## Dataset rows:
● ● ●

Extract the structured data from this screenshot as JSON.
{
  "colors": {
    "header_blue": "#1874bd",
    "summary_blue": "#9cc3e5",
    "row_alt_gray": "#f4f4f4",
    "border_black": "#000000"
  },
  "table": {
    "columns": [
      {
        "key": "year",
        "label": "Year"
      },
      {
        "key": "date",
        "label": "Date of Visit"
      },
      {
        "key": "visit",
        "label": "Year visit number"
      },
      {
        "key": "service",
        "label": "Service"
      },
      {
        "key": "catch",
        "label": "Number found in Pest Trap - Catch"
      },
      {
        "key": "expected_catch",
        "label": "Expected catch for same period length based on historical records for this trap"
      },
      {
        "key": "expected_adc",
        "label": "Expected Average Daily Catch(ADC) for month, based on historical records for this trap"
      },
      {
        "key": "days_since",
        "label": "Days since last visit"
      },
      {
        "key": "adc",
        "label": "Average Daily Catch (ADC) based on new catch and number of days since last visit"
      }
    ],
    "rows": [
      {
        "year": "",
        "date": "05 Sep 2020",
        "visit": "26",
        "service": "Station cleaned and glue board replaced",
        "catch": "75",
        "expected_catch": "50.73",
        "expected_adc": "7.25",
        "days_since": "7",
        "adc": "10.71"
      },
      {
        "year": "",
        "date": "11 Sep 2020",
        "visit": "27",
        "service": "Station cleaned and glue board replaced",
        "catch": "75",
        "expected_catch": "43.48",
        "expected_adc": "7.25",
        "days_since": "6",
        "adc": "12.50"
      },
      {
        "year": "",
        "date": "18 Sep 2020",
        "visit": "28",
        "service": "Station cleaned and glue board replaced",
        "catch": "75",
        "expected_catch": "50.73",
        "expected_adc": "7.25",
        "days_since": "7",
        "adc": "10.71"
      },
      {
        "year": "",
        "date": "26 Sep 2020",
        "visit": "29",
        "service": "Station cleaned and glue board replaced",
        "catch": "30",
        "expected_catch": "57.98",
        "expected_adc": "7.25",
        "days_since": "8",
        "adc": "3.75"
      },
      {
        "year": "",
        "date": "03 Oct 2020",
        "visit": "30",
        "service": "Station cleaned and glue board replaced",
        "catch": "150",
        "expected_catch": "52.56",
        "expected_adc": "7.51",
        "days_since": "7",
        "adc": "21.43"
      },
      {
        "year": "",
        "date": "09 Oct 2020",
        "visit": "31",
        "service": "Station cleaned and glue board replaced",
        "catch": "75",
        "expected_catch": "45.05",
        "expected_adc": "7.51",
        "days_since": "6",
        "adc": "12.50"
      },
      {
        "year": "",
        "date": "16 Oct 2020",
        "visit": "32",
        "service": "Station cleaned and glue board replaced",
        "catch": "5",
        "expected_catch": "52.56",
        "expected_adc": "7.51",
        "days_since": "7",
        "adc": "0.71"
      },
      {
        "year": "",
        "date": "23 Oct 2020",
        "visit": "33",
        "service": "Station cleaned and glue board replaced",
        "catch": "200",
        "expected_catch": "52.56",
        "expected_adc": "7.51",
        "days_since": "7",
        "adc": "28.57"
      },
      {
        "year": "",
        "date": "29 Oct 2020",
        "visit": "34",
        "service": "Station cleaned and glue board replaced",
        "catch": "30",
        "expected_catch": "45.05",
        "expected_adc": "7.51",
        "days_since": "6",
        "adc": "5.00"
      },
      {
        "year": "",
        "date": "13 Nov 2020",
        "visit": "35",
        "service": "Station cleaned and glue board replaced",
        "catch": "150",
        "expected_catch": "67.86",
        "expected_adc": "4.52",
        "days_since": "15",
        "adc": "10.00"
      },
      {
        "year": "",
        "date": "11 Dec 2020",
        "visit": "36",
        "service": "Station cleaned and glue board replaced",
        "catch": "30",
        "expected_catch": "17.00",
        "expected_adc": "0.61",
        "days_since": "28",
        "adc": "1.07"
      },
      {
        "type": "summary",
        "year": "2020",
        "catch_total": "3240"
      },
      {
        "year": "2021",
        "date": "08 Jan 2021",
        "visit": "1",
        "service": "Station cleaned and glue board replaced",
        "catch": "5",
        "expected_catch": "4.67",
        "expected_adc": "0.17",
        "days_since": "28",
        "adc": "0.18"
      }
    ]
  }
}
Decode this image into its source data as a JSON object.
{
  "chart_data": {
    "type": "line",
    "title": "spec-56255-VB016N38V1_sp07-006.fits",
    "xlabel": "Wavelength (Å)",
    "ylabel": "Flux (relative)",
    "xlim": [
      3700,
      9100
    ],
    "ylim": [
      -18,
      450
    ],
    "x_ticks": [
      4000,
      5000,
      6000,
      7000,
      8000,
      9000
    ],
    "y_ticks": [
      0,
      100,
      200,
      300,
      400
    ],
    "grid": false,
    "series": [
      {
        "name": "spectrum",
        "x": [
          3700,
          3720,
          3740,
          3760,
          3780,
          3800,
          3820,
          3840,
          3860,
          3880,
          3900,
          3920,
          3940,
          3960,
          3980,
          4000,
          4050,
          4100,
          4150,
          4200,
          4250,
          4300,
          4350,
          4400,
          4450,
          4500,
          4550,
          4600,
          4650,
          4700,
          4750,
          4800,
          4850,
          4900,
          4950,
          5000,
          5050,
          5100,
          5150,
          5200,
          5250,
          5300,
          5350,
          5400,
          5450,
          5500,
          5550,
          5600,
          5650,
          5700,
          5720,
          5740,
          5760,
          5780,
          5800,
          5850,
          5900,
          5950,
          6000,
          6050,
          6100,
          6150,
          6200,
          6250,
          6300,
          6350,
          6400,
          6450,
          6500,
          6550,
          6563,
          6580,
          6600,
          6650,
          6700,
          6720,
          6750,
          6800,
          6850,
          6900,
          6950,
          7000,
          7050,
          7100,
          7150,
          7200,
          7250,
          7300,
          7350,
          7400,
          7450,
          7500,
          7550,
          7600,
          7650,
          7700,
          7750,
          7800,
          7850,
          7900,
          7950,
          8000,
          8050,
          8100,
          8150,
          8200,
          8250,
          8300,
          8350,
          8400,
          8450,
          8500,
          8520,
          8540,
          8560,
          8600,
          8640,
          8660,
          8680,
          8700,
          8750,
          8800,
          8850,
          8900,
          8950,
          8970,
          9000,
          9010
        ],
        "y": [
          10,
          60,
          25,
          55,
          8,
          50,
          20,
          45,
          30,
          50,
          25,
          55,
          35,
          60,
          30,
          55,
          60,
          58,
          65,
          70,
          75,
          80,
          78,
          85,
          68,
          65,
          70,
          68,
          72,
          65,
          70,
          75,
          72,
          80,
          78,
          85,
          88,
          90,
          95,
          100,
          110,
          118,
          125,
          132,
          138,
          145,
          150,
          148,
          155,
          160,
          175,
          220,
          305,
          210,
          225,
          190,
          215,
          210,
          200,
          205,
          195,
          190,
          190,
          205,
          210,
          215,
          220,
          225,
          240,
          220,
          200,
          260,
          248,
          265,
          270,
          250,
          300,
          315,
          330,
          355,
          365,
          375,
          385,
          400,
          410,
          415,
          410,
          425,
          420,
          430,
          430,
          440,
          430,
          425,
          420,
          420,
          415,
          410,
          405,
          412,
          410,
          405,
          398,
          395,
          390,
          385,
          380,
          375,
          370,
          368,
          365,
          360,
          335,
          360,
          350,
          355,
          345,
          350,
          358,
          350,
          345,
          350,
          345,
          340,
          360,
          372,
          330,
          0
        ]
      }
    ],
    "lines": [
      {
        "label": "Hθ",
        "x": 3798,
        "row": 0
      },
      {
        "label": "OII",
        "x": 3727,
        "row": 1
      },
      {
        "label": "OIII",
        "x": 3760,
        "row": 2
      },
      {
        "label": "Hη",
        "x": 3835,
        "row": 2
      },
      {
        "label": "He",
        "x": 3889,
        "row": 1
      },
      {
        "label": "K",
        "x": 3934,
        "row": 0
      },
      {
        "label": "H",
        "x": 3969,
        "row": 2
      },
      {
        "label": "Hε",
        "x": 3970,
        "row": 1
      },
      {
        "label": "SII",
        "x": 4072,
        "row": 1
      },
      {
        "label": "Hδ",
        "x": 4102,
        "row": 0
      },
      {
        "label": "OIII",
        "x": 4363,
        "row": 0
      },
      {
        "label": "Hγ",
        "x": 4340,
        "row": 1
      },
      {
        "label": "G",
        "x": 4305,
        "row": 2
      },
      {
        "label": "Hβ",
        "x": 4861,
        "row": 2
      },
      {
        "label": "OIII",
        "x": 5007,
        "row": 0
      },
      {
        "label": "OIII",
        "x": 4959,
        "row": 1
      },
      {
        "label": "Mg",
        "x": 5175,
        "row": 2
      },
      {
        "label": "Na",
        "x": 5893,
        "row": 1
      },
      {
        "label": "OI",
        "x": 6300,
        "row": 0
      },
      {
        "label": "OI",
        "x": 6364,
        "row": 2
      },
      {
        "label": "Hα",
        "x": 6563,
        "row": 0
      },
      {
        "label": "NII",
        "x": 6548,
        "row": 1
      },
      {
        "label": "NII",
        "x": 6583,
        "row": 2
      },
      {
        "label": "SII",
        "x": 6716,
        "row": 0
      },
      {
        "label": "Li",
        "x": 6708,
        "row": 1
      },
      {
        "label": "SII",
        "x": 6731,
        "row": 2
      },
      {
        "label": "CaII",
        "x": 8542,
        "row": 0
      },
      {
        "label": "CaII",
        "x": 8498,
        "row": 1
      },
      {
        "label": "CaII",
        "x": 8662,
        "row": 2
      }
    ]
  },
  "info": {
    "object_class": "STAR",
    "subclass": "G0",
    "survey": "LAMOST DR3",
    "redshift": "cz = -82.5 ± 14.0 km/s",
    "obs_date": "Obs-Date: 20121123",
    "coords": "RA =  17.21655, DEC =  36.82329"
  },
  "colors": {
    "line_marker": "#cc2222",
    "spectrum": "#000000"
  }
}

● ● ●

## What to produce:
Collect each line holding the string "this".

## Exercise response:
Extract the structured data from this screenshot as JSON.
        "label": "Expected catch for same period length based on historical records for this trap"
        "label": "Expected Average Daily Catch(ADC) for month, based on historical records for this trap"
Decode this image into its source data as a JSON object.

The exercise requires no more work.